> _EXERCISE OBJECTIVE_
Examine the material below. Gather every line in which the string "ylabel" appears.

[Entries with figure data]
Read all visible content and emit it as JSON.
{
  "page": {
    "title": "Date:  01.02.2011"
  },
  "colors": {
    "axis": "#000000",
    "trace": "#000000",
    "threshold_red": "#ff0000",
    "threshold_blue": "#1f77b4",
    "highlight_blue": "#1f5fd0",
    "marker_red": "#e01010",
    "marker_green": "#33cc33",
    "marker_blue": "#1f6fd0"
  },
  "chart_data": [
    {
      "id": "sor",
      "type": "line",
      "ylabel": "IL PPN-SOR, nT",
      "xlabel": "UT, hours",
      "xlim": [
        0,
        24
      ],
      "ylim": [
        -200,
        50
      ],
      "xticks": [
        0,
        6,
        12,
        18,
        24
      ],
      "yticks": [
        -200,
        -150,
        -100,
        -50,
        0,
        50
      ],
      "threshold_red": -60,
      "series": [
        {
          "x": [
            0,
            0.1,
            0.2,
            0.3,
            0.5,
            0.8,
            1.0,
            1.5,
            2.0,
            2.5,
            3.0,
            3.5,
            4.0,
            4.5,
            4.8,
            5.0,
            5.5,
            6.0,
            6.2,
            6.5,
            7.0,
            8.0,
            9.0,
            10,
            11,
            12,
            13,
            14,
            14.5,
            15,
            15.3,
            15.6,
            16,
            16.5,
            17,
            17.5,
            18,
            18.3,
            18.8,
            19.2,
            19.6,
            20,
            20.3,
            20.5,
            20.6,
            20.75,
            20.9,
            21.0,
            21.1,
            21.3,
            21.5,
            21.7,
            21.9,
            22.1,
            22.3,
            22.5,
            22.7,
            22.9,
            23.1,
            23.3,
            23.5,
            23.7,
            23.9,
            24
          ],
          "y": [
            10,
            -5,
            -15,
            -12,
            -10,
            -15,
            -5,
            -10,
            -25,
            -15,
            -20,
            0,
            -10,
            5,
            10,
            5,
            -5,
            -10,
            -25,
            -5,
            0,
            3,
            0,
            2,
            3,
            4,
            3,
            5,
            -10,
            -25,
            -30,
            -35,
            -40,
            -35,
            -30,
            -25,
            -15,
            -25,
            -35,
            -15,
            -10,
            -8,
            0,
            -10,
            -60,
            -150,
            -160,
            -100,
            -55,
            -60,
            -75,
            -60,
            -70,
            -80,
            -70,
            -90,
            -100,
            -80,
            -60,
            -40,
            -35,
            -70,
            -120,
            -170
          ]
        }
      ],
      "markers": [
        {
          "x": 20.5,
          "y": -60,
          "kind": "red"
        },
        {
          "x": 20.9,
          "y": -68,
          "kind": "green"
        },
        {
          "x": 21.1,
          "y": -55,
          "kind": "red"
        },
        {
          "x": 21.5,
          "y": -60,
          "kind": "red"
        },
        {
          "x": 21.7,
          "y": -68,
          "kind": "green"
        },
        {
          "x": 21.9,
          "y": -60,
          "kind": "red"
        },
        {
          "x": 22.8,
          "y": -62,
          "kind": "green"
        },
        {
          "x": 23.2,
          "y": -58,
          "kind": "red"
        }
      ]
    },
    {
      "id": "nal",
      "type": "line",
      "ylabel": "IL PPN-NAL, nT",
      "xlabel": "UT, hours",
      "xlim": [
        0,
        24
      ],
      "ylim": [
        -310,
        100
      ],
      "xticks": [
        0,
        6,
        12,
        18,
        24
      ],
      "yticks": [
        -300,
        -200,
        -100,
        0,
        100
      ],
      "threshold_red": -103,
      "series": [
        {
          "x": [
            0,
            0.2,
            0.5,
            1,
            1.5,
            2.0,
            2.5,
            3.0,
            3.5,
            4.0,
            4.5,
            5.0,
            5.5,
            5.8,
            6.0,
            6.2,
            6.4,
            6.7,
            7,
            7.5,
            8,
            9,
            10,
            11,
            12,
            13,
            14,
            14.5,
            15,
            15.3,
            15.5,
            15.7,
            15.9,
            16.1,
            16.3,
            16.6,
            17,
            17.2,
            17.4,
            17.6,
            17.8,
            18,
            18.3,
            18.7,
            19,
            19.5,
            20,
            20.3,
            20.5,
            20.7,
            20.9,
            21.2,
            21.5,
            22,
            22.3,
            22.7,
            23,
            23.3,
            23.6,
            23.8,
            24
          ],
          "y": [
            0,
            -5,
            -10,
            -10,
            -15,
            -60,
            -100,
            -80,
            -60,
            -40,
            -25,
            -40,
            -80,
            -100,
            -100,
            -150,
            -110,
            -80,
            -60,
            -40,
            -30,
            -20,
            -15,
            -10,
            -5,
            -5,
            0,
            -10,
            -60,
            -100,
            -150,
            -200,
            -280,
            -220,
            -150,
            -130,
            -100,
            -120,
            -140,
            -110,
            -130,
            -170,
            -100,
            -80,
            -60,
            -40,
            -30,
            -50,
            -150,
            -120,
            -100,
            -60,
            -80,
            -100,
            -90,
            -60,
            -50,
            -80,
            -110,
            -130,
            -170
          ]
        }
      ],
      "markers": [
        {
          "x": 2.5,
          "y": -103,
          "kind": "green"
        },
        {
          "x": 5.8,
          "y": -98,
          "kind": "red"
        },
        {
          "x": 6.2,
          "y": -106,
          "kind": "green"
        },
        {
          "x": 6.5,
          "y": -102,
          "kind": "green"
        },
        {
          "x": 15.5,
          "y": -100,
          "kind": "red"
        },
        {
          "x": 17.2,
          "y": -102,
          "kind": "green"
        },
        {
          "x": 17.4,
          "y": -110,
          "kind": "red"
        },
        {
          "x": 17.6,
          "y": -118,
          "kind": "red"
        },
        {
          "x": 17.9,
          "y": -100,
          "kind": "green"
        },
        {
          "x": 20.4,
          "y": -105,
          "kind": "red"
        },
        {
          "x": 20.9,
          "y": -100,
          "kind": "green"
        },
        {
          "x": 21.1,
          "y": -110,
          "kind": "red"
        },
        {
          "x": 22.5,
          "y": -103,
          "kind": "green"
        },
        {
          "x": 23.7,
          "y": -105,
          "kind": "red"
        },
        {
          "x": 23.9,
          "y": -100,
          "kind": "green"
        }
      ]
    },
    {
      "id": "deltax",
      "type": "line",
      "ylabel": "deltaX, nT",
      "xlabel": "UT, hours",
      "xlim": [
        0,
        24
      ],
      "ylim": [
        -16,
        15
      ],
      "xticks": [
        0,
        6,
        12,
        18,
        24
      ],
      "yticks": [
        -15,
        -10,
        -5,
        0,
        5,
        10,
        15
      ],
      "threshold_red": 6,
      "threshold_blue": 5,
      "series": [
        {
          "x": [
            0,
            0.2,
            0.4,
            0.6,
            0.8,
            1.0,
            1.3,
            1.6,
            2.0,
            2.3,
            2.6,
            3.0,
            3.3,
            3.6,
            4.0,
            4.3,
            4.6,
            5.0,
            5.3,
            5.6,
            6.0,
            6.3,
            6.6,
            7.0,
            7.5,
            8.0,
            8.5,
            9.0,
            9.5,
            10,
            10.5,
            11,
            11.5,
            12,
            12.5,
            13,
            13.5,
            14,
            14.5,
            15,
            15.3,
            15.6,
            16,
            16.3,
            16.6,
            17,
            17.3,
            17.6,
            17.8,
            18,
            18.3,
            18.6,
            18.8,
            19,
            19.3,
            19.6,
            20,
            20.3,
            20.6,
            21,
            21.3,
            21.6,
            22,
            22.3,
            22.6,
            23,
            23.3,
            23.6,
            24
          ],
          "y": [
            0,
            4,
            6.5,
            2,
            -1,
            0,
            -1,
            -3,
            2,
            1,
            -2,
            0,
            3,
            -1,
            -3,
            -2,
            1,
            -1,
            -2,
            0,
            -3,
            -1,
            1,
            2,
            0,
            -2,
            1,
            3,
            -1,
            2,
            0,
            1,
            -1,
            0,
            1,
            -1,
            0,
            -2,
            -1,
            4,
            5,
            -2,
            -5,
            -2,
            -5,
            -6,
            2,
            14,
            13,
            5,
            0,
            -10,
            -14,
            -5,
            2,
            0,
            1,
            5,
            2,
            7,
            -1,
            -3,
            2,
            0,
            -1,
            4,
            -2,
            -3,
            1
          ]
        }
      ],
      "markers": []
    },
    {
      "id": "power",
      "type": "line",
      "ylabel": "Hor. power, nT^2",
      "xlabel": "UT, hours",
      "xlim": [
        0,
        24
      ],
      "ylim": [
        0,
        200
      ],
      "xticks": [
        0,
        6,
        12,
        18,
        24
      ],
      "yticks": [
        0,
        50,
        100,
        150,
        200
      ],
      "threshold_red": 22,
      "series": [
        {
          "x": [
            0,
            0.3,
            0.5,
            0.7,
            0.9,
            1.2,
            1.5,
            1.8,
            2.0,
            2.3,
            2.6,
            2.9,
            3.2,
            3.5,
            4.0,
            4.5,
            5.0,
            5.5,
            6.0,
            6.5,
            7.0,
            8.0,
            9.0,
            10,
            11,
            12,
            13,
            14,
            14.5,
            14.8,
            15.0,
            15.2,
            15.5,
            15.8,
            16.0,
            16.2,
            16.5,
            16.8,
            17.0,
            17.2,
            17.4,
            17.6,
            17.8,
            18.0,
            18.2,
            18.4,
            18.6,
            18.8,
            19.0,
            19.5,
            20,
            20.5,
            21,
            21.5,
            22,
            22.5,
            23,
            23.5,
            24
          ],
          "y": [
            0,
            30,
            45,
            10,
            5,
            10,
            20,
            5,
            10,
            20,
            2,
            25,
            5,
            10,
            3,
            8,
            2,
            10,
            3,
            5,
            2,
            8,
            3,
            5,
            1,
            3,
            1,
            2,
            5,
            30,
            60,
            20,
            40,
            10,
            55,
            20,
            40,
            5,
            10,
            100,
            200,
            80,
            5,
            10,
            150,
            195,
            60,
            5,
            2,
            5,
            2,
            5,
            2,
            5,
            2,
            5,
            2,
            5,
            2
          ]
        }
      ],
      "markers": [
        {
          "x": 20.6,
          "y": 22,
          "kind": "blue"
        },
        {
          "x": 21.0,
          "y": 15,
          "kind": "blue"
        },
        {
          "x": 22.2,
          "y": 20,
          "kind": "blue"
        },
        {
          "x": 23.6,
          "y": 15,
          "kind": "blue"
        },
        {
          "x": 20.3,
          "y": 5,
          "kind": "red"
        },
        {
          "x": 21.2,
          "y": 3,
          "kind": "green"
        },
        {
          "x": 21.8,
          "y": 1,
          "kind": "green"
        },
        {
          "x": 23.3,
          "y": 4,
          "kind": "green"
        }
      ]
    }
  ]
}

> _WORKED SOLUTION_
      "ylabel": "IL PPN-SOR, nT",
      "ylabel": "IL PPN-NAL, nT",
      "ylabel": "deltaX, nT",
      "ylabel": "Hor. power, nT^2",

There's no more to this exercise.